Certes, le requérant estime également que l’avis consultatif du Conseil d’État en date du 19 juillet 2021 était de nature à le dispenser de contester la loi par voie d’exception à l’occasion d’une procédure intéressant sa situation personnelle.

La Cour rappelle cependant, d’une part, qu’il ne lui appartient pas de statuer dans l’abstrait sur la question de savoir si les attributions consultatives du Conseil d’État sont compatibles avec ses fonctions juridictionnelles et les exigences d’indépendance et d’impartialité qu’elles impliquent, et d’autre part, que le principe de la séparation des pouvoirs n’est pas déterminant dans l’abstrait. Il lui revient seulement de déterminer dans chaque espèce si l’avis rendu par la haute juridiction a constitué une sorte de préjugement de l’arrêt critiqué, entraînant un doute sur l’impartialité objective de la formation de jugement du fait de l’exercice successif des fonctions consultatives et juridictionnelles. Le simple fait qu’une institution cumule des fonctions consultatives et des fonctions juridictionnelles ne suffit pas pour mettre en cause l’impartialité de cette institution exerçant ses fonctions juridictionnelles.

....

D'après le texte étudié, de quand date l'avis consultatif du Conseil d'État invoqué par le requérant ? Appuyez-vous uniquement sur le texte étudié.

....

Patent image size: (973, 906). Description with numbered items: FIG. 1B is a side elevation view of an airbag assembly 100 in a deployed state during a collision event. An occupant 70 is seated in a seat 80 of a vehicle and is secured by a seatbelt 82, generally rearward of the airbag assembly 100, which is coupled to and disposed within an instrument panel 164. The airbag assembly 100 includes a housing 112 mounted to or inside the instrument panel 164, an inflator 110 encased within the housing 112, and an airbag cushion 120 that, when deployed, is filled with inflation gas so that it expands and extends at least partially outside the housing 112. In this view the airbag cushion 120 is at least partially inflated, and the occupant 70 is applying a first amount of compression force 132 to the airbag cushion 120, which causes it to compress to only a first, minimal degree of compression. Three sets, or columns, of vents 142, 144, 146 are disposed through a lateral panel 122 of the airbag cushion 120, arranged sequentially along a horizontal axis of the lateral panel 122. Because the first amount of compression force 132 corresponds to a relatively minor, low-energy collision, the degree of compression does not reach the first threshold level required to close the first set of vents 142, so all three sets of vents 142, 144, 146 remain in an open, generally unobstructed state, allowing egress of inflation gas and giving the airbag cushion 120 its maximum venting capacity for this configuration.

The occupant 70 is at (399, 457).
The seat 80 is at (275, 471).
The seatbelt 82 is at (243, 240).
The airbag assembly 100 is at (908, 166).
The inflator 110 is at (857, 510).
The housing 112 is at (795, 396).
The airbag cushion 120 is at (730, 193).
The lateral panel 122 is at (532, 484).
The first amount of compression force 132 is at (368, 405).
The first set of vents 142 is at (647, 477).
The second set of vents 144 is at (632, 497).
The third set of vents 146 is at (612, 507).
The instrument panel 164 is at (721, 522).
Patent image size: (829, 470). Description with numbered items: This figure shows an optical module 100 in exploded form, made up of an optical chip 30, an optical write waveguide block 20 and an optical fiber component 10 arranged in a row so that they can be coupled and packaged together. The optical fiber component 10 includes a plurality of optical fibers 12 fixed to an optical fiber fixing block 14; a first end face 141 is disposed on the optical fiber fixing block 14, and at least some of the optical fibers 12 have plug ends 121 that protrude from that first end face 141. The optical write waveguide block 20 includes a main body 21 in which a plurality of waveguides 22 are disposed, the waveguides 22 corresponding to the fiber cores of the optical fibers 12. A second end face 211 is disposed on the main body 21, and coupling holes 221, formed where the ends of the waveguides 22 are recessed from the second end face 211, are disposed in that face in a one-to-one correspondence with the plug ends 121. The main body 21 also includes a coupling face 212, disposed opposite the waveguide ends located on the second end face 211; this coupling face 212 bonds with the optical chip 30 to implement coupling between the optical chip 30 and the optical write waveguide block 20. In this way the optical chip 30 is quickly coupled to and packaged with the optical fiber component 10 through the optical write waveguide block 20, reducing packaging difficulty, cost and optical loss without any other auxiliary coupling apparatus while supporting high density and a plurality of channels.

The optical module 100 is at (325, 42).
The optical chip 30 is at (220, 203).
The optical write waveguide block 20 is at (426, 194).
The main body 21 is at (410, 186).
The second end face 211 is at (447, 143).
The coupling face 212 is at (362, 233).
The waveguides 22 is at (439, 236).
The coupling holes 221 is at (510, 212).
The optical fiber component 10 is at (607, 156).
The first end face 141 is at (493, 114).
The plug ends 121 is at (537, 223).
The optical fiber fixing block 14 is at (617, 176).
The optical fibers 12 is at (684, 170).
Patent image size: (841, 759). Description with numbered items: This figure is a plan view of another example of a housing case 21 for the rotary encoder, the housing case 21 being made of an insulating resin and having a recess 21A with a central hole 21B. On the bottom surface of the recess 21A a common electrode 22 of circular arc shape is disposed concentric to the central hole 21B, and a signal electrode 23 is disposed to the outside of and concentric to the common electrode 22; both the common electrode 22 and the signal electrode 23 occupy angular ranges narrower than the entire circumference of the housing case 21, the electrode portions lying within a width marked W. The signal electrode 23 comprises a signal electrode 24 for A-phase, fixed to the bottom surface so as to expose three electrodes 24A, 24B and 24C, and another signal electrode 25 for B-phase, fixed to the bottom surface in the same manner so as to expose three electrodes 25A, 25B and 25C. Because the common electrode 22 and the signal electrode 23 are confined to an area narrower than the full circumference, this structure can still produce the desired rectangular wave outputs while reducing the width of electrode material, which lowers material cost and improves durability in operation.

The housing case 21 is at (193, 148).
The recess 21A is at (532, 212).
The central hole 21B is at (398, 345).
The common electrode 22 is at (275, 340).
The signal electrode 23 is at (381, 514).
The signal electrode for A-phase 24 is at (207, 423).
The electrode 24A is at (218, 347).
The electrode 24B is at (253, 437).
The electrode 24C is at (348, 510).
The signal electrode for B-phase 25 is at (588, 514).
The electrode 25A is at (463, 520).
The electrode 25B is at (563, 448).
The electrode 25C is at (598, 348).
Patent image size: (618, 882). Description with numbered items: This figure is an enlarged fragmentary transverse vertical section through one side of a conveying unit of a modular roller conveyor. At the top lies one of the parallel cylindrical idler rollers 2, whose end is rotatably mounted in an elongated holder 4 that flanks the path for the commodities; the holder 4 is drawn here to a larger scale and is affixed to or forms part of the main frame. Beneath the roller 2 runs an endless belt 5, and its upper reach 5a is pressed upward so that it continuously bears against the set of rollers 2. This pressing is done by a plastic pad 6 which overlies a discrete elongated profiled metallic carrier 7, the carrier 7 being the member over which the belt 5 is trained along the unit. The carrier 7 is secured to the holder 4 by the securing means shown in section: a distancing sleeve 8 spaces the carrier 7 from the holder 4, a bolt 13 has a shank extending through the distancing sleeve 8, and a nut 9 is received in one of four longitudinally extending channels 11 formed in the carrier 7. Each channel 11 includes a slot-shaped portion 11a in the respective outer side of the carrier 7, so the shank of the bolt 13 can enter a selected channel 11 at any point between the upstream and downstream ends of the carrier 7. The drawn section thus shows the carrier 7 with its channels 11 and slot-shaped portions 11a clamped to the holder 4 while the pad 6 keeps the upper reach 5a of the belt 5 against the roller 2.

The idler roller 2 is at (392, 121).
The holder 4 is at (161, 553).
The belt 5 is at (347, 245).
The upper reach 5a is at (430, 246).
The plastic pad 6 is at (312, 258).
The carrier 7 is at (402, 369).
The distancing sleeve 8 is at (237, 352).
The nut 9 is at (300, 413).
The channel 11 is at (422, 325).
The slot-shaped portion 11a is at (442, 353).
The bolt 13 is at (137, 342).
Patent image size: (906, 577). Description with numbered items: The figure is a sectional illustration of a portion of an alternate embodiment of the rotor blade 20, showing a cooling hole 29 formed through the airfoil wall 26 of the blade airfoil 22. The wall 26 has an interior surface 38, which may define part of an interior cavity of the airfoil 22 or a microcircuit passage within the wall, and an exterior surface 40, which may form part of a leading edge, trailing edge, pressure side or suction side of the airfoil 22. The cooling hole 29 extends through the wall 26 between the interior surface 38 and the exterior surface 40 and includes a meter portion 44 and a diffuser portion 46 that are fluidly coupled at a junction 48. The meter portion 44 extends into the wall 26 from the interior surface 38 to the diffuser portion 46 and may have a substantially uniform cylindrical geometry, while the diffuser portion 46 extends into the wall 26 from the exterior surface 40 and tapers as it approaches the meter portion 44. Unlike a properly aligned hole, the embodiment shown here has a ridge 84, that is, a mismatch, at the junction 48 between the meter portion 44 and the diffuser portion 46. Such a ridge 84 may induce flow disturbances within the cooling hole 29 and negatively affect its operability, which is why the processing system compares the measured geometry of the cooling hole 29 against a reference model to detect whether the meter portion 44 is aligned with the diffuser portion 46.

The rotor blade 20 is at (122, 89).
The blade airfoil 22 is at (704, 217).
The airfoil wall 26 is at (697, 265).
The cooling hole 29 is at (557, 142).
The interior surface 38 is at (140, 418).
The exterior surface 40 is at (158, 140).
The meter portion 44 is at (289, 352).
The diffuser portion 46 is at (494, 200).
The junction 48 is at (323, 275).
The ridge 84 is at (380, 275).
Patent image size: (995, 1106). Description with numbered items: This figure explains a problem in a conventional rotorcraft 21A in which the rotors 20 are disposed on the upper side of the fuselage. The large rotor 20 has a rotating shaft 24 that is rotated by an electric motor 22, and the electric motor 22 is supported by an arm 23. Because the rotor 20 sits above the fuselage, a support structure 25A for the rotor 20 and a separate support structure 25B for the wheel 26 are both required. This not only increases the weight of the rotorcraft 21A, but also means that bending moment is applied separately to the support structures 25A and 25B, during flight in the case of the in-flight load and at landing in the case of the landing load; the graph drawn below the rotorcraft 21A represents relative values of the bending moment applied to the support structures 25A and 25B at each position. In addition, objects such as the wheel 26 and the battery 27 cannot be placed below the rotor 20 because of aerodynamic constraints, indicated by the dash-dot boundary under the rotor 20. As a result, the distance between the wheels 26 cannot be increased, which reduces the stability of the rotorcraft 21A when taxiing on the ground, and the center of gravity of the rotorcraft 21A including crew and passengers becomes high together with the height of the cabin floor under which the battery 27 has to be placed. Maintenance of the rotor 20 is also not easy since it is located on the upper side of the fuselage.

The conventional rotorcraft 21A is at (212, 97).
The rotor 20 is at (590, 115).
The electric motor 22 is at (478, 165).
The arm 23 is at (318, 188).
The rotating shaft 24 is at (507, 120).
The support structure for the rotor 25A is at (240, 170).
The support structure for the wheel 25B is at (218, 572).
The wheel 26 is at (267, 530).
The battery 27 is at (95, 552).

....

▸ CORRIGÉ
Du 19 juillet 2021.